◆ **PROBLEM**: Below are the entries; output exactly the lines from the one containing "Serialize everything readable" through the final line, inclusive.

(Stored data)
· · ·

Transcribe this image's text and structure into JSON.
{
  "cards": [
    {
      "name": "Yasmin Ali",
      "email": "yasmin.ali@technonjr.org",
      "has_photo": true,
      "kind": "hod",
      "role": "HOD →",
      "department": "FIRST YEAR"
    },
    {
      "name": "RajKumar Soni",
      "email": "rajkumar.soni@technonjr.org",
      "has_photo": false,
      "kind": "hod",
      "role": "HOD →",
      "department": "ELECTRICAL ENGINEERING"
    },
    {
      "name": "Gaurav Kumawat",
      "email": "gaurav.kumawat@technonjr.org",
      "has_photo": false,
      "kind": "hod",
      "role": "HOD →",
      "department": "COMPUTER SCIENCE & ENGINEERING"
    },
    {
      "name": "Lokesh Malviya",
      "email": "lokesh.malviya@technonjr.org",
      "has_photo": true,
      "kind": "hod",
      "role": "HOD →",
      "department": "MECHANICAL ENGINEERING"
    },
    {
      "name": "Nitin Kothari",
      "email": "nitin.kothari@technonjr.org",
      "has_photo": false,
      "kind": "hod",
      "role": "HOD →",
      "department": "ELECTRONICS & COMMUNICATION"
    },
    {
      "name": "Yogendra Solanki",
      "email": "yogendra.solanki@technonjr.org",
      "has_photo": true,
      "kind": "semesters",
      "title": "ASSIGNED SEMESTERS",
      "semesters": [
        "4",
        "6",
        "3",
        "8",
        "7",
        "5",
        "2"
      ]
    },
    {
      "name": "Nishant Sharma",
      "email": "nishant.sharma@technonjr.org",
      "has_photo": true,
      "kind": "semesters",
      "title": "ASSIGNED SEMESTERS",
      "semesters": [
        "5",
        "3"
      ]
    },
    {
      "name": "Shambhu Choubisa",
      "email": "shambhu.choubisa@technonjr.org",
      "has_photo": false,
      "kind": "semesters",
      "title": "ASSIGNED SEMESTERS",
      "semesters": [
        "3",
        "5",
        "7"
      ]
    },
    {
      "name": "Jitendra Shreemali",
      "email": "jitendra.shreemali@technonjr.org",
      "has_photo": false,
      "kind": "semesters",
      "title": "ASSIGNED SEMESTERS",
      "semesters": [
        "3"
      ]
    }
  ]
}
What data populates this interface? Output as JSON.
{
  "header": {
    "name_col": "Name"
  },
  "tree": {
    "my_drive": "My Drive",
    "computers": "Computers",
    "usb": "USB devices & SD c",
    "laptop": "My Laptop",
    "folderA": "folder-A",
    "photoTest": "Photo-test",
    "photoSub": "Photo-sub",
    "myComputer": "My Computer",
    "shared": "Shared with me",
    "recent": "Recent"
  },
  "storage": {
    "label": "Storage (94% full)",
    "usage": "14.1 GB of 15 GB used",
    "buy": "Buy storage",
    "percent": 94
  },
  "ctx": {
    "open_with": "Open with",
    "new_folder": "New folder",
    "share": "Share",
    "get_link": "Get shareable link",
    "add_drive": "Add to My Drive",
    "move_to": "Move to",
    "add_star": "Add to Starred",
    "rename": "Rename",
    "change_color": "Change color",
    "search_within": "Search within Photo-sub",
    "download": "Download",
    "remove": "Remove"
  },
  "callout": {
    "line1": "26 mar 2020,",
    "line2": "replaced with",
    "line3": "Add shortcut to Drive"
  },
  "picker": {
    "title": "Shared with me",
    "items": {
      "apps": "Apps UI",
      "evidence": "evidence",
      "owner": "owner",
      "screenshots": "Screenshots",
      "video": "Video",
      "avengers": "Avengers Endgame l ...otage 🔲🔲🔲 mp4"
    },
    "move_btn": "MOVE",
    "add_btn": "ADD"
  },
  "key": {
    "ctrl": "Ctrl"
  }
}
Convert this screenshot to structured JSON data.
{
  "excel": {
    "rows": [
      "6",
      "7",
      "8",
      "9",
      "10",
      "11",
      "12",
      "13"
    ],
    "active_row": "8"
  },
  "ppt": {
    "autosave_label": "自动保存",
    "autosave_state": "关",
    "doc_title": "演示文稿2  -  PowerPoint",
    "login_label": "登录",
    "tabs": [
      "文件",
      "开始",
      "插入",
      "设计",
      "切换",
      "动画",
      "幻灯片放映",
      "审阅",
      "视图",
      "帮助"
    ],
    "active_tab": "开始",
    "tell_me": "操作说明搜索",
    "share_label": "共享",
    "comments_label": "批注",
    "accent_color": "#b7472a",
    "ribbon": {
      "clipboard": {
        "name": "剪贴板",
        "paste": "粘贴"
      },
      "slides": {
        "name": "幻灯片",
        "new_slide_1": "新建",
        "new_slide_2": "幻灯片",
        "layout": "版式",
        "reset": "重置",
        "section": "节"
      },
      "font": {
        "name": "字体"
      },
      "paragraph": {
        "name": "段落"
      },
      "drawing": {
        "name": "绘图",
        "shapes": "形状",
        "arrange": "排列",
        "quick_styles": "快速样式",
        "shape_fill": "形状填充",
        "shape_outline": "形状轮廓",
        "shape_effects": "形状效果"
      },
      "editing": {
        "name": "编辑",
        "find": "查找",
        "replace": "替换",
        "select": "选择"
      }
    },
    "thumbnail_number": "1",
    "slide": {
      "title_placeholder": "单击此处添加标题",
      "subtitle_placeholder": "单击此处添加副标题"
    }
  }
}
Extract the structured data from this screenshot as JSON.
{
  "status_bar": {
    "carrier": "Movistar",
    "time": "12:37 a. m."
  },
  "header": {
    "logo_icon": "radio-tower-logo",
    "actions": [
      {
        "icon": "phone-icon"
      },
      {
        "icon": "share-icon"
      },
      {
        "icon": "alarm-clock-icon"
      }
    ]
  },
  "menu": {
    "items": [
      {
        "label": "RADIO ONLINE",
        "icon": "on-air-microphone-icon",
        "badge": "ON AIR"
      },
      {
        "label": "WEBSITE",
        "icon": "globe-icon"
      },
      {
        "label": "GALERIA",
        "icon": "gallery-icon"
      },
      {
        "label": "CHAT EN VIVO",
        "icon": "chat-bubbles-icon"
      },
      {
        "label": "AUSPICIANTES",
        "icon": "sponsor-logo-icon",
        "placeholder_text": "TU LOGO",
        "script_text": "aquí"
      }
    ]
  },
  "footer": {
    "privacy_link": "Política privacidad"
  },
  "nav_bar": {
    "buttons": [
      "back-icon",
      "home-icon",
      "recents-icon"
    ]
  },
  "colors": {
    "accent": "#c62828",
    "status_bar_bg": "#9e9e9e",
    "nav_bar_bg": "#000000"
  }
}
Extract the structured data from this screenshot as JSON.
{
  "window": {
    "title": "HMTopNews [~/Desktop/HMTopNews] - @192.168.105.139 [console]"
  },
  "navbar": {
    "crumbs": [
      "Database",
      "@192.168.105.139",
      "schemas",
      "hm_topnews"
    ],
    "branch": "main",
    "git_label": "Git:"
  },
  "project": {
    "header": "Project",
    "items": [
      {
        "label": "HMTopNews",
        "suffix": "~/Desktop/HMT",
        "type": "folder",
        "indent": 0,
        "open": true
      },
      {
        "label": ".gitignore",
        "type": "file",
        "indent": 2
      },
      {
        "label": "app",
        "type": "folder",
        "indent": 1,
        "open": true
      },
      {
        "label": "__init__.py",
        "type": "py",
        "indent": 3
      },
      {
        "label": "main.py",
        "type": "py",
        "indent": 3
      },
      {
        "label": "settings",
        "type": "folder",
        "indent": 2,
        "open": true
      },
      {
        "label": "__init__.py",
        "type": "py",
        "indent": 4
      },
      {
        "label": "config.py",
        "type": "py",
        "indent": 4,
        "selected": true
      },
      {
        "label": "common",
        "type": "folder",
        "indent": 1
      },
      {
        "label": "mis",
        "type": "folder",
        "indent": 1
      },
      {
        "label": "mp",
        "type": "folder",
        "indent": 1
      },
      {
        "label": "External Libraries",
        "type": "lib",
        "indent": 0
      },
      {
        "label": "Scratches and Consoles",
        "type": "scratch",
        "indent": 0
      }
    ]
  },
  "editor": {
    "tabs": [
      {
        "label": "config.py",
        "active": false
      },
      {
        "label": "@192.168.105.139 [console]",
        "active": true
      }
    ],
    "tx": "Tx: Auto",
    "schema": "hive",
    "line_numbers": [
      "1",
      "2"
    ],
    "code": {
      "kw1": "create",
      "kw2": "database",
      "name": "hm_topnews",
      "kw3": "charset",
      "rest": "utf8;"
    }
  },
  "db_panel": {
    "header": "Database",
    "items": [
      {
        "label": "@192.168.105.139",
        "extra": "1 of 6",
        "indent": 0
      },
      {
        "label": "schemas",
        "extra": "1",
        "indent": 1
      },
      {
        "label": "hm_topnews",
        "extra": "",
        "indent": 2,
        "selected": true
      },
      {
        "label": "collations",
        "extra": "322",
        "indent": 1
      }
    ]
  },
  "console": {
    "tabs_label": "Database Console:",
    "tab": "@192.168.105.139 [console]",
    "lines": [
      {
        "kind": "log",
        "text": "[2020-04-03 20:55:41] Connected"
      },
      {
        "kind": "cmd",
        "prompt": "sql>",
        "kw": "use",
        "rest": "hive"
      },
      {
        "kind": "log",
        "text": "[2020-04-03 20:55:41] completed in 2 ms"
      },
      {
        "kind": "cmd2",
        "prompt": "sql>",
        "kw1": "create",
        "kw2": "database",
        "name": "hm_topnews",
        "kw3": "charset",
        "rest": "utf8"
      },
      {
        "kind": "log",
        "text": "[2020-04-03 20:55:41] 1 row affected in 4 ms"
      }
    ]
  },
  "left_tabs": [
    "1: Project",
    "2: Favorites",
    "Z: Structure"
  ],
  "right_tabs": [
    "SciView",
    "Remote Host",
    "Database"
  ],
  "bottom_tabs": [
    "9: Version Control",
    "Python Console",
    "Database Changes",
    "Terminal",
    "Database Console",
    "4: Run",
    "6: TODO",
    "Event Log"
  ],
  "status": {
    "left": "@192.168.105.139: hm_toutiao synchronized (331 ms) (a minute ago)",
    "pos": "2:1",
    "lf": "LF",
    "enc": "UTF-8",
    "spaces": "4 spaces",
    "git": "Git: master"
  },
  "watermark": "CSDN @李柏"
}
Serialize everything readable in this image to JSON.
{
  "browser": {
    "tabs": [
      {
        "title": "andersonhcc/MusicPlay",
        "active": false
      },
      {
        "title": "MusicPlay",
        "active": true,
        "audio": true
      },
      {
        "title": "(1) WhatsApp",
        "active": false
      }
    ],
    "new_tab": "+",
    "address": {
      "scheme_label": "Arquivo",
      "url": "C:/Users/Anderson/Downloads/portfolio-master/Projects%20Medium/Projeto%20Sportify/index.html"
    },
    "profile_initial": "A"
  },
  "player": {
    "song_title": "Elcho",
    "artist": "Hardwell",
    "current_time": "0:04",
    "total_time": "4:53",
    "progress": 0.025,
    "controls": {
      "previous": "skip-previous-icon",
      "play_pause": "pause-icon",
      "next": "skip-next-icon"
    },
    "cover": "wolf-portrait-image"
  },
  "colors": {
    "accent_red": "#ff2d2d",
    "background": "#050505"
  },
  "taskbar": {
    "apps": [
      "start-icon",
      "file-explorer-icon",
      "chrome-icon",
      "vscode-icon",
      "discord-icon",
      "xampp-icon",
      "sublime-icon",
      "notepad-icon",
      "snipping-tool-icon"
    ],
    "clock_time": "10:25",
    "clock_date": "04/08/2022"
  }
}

· · ·

◆ **THE ANSWER**:
Serialize everything readable in this image to JSON.
{
  "browser": {
    "tabs": [
      {
        "title": "andersonhcc/MusicPlay",
        "active": false
      },
      {
        "title": "MusicPlay",
        "active": true,
        "audio": true
      },
      {
        "title": "(1) WhatsApp",
        "active": false
      }
    ],
    "new_tab": "+",
    "address": {
      "scheme_label": "Arquivo",
      "url": "C:/Users/Anderson/Downloads/portfolio-master/Projects%20Medium/Projeto%20Sportify/index.html"
    },
    "profile_initial": "A"
  },
  "player": {
    "song_title": "Elcho",
    "artist": "Hardwell",
    "current_time": "0:04",
    "total_time": "4:53",
    "progress": 0.025,
    "controls": {
      "previous": "skip-previous-icon",
      "play_pause": "pause-icon",
      "next": "skip-next-icon"
    },
    "cover": "wolf-portrait-image"
  },
  "colors": {
    "accent_red": "#ff2d2d",
    "background": "#050505"
  },
  "taskbar": {
    "apps": [
      "start-icon",
      "file-explorer-icon",
      "chrome-icon",
      "vscode-icon",
      "discord-icon",
      "xampp-icon",
      "sublime-icon",
      "notepad-icon",
      "snipping-tool-icon"
    ],
    "clock_time": "10:25",
    "clock_date": "04/08/2022"
  }
}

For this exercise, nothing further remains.